**WRITTEN REQUEST 1:**
List every distinct username that posts in the food plots thread.
*** PASSAGE
# food plots



## macfish (Apr 7, 2004)

Need some advice, last year we put in clover and beats deer would come into clover everyonce in awhile, but once we got a frost they hit the beats like clock work. my question is what is a good early season food plot?


----------



## M.Magis (Apr 5, 2004)

Clover, rye (grain), winter wheat, and oats will all work. I&#8217;m not big on mixtures, but a mixture of clover and one of those cereal grains should work very well. The seeds are very different in size, so they should be planted separately. Plant the grain see first and either disk or drag, and then plant the clover on top of that. The clover can be left on top and the rain will do the rest. 
I&#8217;d plant maybe mid August so the plot is at the right stage for early season.


----------



## shorebound (Apr 26, 2008)

I gave up on clover basically because it's every where... I did beats as well last year and they did well... I stuck with rye and I staggered the rye so that there was about two weeks in between planting started that in the beginning of August ended planting the beginning of sept.. I did this mostly because the cost of the pre mixed food plots at outdoor stores are to expensive... And I could get my hands on rye for cheap... I would like to have oats but we will see what this fall brings about 


_OutdoorHub Mobile, the information engine of the outdoors._


----------



## fatkid (Oct 14, 2006)

beans beans beans but plant them if you can when the farmer plants them around you every other year. beans are great cause deer eat them all summer and then in the late winter deer will start eating them again . its also a great way to find sheds. plant many acres as you can. also look into a round up ready forage bean . feel free to ask me anything i put in food plots for myself and on the side with my compact kubota


----------



## M.Magis (Apr 5, 2004)

Don't bother with beans if you can't plant 5+ acres, or you plan to fence it. They can wipe them out in a matter of days.


----------



## wildman (Sep 3, 2008)

Bean's and then oat wheat or rye when they dry out. I like wheat It also doesn't hurt to throw a kale/rape/turnip/radish mix with it..


----------
******
*** INPUT FOR THIS TASK
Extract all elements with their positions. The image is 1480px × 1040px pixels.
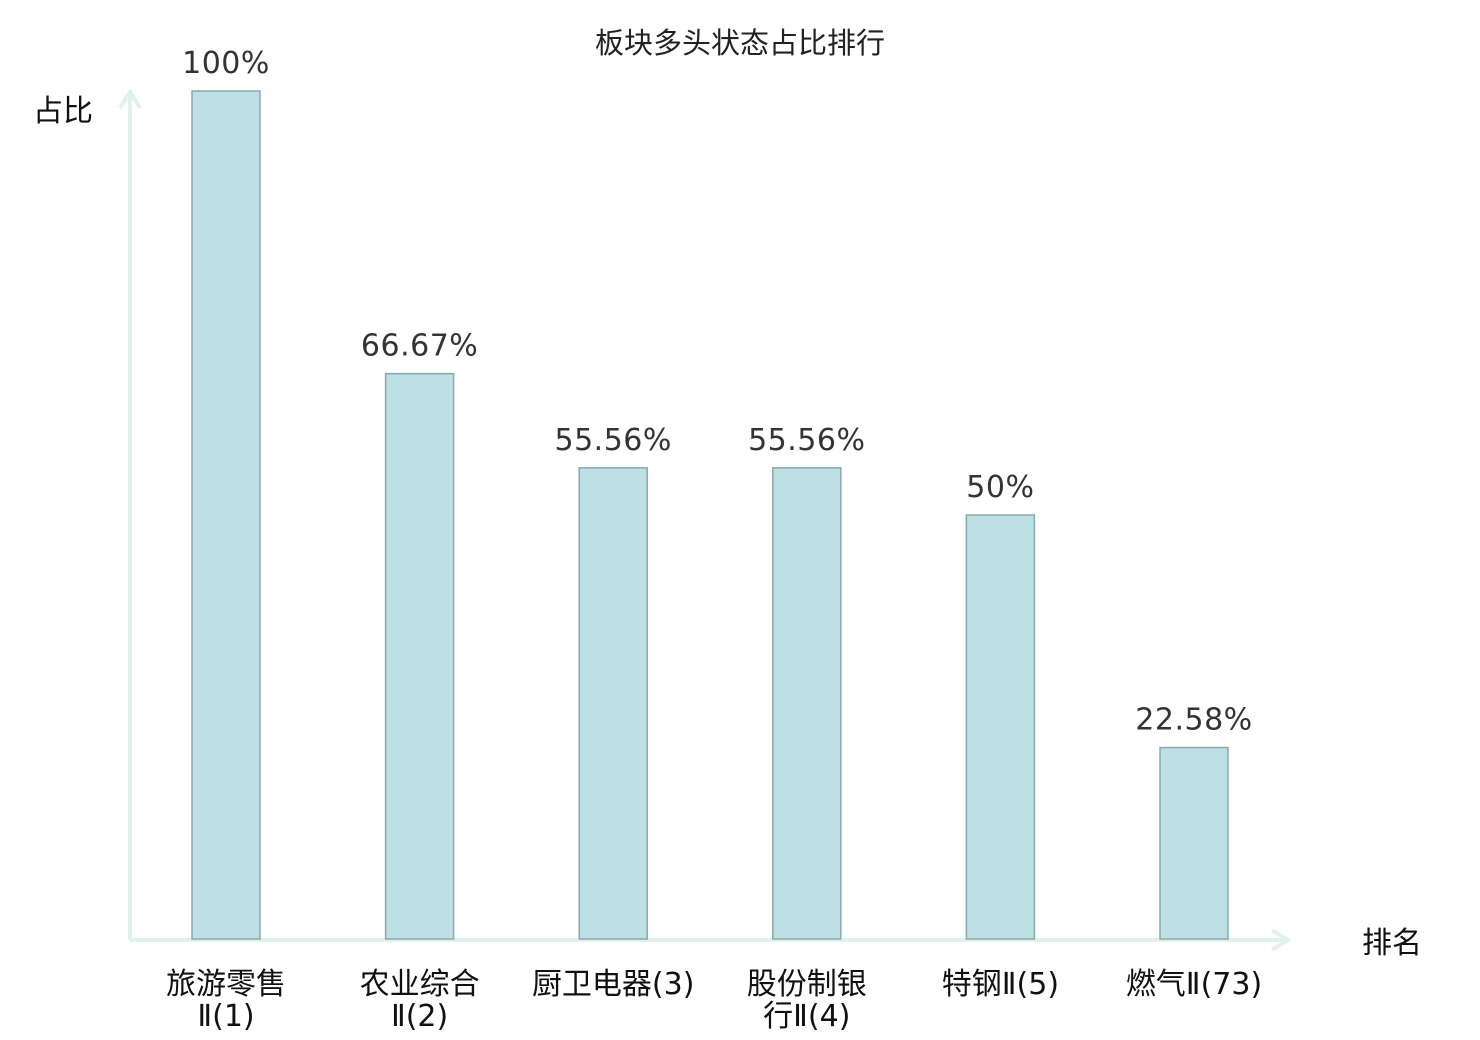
category-name: 旅游零售 xyxy=(166,967,286,1002)
category-name: 特钢Ⅱ(5) xyxy=(942,967,1059,1002)
bar-value-label: 100% xyxy=(182,46,270,81)
category-label: 特钢Ⅱ(5) xyxy=(942,967,1059,1002)
category-label: 燃气Ⅱ(73) xyxy=(1126,967,1262,1002)
category-rank: Ⅱ(1) xyxy=(197,999,254,1034)
bar xyxy=(1159,746,1229,940)
data-labels: 100% 66.67% 55.56% 55.56% 50% 22.58% xyxy=(182,46,1252,738)
category-label: 厨卫电器(3) xyxy=(532,967,695,1002)
x-axis xyxy=(130,928,1292,952)
y-axis-arrow-icon xyxy=(118,88,142,110)
category-rank: Ⅱ(2) xyxy=(391,999,448,1034)
bar-value-label: 22.58% xyxy=(1135,703,1252,738)
category-rank: 行Ⅱ(4) xyxy=(763,999,850,1034)
bar xyxy=(191,90,261,940)
bar-value-label: 55.56% xyxy=(748,423,865,458)
category-name: 农业综合 xyxy=(360,967,480,1002)
x-axis-label: 排名 xyxy=(1362,926,1422,961)
y-axis-label: 占比 xyxy=(33,94,93,129)
category-name: 燃气Ⅱ(73) xyxy=(1126,967,1262,1002)
category-name: 股份制银 xyxy=(747,967,867,1002)
category-name: 厨卫电器(3) xyxy=(532,967,695,1002)
bar xyxy=(965,514,1036,940)
bar-value-label: 50% xyxy=(966,470,1034,505)
bar-series xyxy=(191,90,1229,940)
bar xyxy=(578,467,648,940)
bar-value-label: 66.67% xyxy=(361,329,478,364)
bar-value-label: 55.56% xyxy=(555,423,672,458)
y-axis xyxy=(118,88,142,940)
x-axis-arrow-icon xyxy=(1270,928,1292,952)
bar xyxy=(384,372,455,940)
bar xyxy=(772,467,842,940)
chart-title: 板块多头状态占比排行 xyxy=(595,26,885,60)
******
**WRITTEN REQUEST 2:**
In the records, substitute "category-tag" for "category-label" in the stretch from the line containing "category-name: 旅游零售 xyxy=(166,967,286,1002)" through the line containing "bar xyxy=(1159,746,1229,940)", and return only those lines.

**COMPLETE RESPONSE 1:**
macfish, M.Magis, shorebound, fatkid, wildman

**COMPLETE RESPONSE 2:**
category-name: 旅游零售 xyxy=(166,967,286,1002)
category-name: 特钢Ⅱ(5) xyxy=(942,967,1059,1002)
bar-value-label: 100% xyxy=(182,46,270,81)
category-tag: 特钢Ⅱ(5) xyxy=(942,967,1059,1002)
category-tag: 燃气Ⅱ(73) xyxy=(1126,967,1262,1002)
category-rank: Ⅱ(1) xyxy=(197,999,254,1034)
bar xyxy=(1159,746,1229,940)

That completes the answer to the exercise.